### Chart and figure data
##############################

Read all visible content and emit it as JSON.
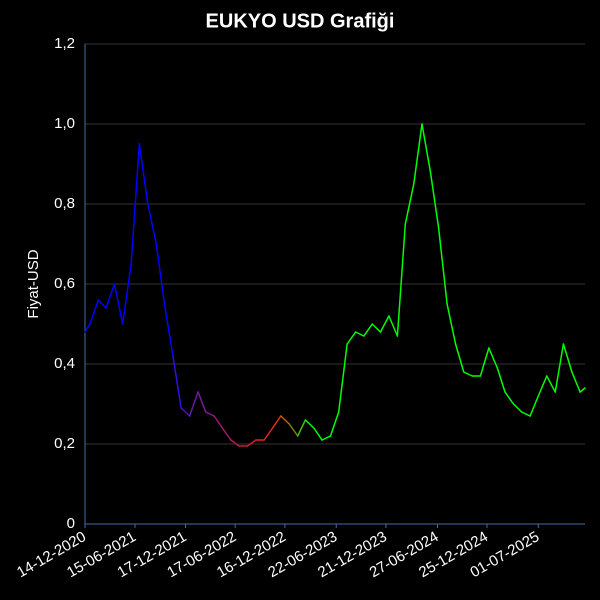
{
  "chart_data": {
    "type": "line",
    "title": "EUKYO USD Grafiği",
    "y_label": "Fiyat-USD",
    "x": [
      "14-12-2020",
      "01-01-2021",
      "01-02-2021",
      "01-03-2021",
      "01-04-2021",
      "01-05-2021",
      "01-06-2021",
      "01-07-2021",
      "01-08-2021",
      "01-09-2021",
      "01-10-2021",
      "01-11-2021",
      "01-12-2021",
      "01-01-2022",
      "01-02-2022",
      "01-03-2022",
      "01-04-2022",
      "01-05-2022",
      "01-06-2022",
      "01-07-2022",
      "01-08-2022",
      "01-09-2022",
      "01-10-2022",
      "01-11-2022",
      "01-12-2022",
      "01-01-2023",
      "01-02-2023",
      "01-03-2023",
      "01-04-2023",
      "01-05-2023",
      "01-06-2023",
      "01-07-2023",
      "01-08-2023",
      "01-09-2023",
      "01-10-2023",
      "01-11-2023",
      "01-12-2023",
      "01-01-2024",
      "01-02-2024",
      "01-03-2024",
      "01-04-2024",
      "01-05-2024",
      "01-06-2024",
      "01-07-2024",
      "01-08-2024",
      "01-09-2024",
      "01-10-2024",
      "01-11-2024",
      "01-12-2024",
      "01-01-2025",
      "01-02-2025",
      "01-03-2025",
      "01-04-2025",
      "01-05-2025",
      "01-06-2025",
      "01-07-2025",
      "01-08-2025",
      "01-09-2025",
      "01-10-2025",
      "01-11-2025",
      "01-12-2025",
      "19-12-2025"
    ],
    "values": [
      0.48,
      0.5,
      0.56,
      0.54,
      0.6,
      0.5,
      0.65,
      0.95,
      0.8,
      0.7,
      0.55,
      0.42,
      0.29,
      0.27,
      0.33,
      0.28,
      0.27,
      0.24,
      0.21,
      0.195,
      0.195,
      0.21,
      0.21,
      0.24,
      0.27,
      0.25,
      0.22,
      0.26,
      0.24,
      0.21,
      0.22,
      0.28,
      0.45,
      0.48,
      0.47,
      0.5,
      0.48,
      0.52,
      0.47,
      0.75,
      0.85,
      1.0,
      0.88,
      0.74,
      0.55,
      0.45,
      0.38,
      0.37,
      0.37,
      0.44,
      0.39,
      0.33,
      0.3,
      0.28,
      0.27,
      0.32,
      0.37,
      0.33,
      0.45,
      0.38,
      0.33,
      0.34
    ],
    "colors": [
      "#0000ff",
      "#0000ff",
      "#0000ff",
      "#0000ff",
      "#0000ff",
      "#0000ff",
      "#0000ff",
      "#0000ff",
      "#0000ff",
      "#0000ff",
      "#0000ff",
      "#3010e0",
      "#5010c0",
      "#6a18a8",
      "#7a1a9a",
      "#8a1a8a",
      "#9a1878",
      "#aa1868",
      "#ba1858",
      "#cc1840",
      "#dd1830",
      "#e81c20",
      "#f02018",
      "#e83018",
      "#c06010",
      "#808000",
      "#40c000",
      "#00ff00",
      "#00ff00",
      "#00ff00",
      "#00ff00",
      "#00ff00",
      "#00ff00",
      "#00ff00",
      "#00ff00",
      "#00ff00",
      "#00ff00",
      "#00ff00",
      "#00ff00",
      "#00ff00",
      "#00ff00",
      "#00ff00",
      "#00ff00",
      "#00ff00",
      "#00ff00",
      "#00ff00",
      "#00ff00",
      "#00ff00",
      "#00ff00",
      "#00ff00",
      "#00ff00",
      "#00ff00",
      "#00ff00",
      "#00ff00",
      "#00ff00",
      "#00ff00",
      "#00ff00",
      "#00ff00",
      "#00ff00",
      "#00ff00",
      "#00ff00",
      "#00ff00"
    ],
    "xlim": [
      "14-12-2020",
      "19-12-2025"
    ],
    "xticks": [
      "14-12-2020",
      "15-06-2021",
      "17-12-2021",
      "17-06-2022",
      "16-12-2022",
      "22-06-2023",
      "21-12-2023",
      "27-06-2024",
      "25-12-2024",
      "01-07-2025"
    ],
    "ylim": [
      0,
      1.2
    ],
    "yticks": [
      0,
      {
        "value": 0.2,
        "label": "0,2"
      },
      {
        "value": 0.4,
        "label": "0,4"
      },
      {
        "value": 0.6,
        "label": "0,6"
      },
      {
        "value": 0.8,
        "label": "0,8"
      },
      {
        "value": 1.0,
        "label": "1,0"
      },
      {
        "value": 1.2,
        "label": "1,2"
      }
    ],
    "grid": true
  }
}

##############################

Reproduce each line of the records exactly, and omit every picture.

### THE SOLUTION
Read all visible content and emit it as JSON.
{
  "chart_data": {
    "type": "line",
    "title": "EUKYO USD Grafiği",
    "y_label": "Fiyat-USD",
    "x": [
      "14-12-2020",
      "01-01-2021",
      "01-02-2021",
      "01-03-2021",
      "01-04-2021",
      "01-05-2021",
      "01-06-2021",
      "01-07-2021",
      "01-08-2021",
      "01-09-2021",
      "01-10-2021",
      "01-11-2021",
      "01-12-2021",
      "01-01-2022",
      "01-02-2022",
      "01-03-2022",
      "01-04-2022",
      "01-05-2022",
      "01-06-2022",
      "01-07-2022",
      "01-08-2022",
      "01-09-2022",
      "01-10-2022",
      "01-11-2022",
      "01-12-2022",
      "01-01-2023",
      "01-02-2023",
      "01-03-2023",
      "01-04-2023",
      "01-05-2023",
      "01-06-2023",
      "01-07-2023",
      "01-08-2023",
      "01-09-2023",
      "01-10-2023",
      "01-11-2023",
      "01-12-2023",
      "01-01-2024",
      "01-02-2024",
      "01-03-2024",
      "01-04-2024",
      "01-05-2024",
      "01-06-2024",
      "01-07-2024",
      "01-08-2024",
      "01-09-2024",
      "01-10-2024",
      "01-11-2024",
      "01-12-2024",
      "01-01-2025",
      "01-02-2025",
      "01-03-2025",
      "01-04-2025",
      "01-05-2025",
      "01-06-2025",
      "01-07-2025",
      "01-08-2025",
      "01-09-2025",
      "01-10-2025",
      "01-11-2025",
      "01-12-2025",
      "19-12-2025"
    ],
    "values": [
      0.48,
      0.5,
      0.56,
      0.54,
      0.6,
      0.5,
      0.65,
      0.95,
      0.8,
      0.7,
      0.55,
      0.42,
      0.29,
      0.27,
      0.33,
      0.28,
      0.27,
      0.24,
      0.21,
      0.195,
      0.195,
      0.21,
      0.21,
      0.24,
      0.27,
      0.25,
      0.22,
      0.26,
      0.24,
      0.21,
      0.22,
      0.28,
      0.45,
      0.48,
      0.47,
      0.5,
      0.48,
      0.52,
      0.47,
      0.75,
      0.85,
      1.0,
      0.88,
      0.74,
      0.55,
      0.45,
      0.38,
      0.37,
      0.37,
      0.44,
      0.39,
      0.33,
      0.3,
      0.28,
      0.27,
      0.32,
      0.37,
      0.33,
      0.45,
      0.38,
      0.33,
      0.34
    ],
    "colors": [
      "#0000ff",
      "#0000ff",
      "#0000ff",
      "#0000ff",
      "#0000ff",
      "#0000ff",
      "#0000ff",
      "#0000ff",
      "#0000ff",
      "#0000ff",
      "#0000ff",
      "#3010e0",
      "#5010c0",
      "#6a18a8",
      "#7a1a9a",
      "#8a1a8a",
      "#9a1878",
      "#aa1868",
      "#ba1858",
      "#cc1840",
      "#dd1830",
      "#e81c20",
      "#f02018",
      "#e83018",
      "#c06010",
      "#808000",
      "#40c000",
      "#00ff00",
      "#00ff00",
      "#00ff00",
      "#00ff00",
      "#00ff00",
      "#00ff00",
      "#00ff00",
      "#00ff00",
      "#00ff00",
      "#00ff00",
      "#00ff00",
      "#00ff00",
      "#00ff00",
      "#00ff00",
      "#00ff00",
      "#00ff00",
      "#00ff00",
      "#00ff00",
      "#00ff00",
      "#00ff00",
      "#00ff00",
      "#00ff00",
      "#00ff00",
      "#00ff00",
      "#00ff00",
      "#00ff00",
      "#00ff00",
      "#00ff00",
      "#00ff00",
      "#00ff00",
      "#00ff00",
      "#00ff00",
      "#00ff00",
      "#00ff00",
      "#00ff00"
    ],
    "xlim": [
      "14-12-2020",
      "19-12-2025"
    ],
    "xticks": [
      "14-12-2020",
      "15-06-2021",
      "17-12-2021",
      "17-06-2022",
      "16-12-2022",
      "22-06-2023",
      "21-12-2023",
      "27-06-2024",
      "25-12-2024",
      "01-07-2025"
    ],
    "ylim": [
      0,
      1.2
    ],
    "yticks": [
      0,
      {
        "value": 0.2,
        "label": "0,2"
      },
      {
        "value": 0.4,
        "label": "0,4"
      },
      {
        "value": 0.6,
        "label": "0,6"
      },
      {
        "value": 0.8,
        "label": "0,8"
      },
      {
        "value": 1.0,
        "label": "1,0"
      },
      {
        "value": 1.2,
        "label": "1,2"
      }
    ],
    "grid": true
  }
}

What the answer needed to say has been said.